_Work to complete_. Copy every record below exactly.
---
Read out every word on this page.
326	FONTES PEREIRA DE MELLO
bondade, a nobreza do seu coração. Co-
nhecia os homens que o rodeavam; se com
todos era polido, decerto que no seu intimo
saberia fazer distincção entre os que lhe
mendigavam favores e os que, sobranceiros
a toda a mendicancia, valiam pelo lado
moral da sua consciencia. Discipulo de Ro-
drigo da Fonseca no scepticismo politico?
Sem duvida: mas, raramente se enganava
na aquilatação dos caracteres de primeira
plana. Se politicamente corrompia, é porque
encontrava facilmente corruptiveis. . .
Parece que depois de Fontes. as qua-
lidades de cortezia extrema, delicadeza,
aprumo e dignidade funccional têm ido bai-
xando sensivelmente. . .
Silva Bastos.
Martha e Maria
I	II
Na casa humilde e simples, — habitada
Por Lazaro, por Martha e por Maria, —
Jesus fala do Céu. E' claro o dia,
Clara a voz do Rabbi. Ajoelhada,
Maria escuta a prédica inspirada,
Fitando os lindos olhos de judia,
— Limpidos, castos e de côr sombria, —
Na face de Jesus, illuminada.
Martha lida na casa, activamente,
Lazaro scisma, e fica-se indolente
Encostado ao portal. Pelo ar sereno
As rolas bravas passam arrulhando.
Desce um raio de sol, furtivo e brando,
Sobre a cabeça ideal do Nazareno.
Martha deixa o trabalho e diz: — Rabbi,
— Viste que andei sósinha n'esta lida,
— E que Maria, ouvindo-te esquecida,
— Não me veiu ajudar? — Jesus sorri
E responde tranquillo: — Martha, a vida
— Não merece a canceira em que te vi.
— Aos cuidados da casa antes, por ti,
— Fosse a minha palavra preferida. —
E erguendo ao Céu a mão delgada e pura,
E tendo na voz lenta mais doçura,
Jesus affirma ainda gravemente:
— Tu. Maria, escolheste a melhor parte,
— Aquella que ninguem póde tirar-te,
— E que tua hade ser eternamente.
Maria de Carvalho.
---
_Answer to the task_.
Read out every word on this page.
326	FONTES PEREIRA DE MELLO
bondade, a nobreza do seu coração. Co-
nhecia os homens que o rodeavam; se com
todos era polido, decerto que no seu intimo
saberia fazer distincção entre os que lhe
mendigavam favores e os que, sobranceiros
a toda a mendicancia, valiam pelo lado
moral da sua consciencia. Discipulo de Ro-
drigo da Fonseca no scepticismo politico?
Sem duvida: mas, raramente se enganava
na aquilatação dos caracteres de primeira
plana. Se politicamente corrompia, é porque
encontrava facilmente corruptiveis. . .
Parece que depois de Fontes. as qua-
lidades de cortezia extrema, delicadeza,
aprumo e dignidade funccional têm ido bai-
xando sensivelmente. . .
Silva Bastos.
Martha e Maria
I	II
Na casa humilde e simples, — habitada
Por Lazaro, por Martha e por Maria, —
Jesus fala do Céu. E' claro o dia,
Clara a voz do Rabbi. Ajoelhada,
Maria escuta a prédica inspirada,
Fitando os lindos olhos de judia,
— Limpidos, castos e de côr sombria, —
Na face de Jesus, illuminada.
Martha lida na casa, activamente,
Lazaro scisma, e fica-se indolente
Encostado ao portal. Pelo ar sereno
As rolas bravas passam arrulhando.
Desce um raio de sol, furtivo e brando,
Sobre a cabeça ideal do Nazareno.
Martha deixa o trabalho e diz: — Rabbi,
— Viste que andei sósinha n'esta lida,
— E que Maria, ouvindo-te esquecida,
— Não me veiu ajudar? — Jesus sorri
E responde tranquillo: — Martha, a vida
— Não merece a canceira em que te vi.
— Aos cuidados da casa antes, por ti,
— Fosse a minha palavra preferida. —
E erguendo ao Céu a mão delgada e pura,
E tendo na voz lenta mais doçura,
Jesus affirma ainda gravemente:
— Tu. Maria, escolheste a melhor parte,
— Aquella que ninguem póde tirar-te,
— E que tua hade ser eternamente.
Maria de Carvalho.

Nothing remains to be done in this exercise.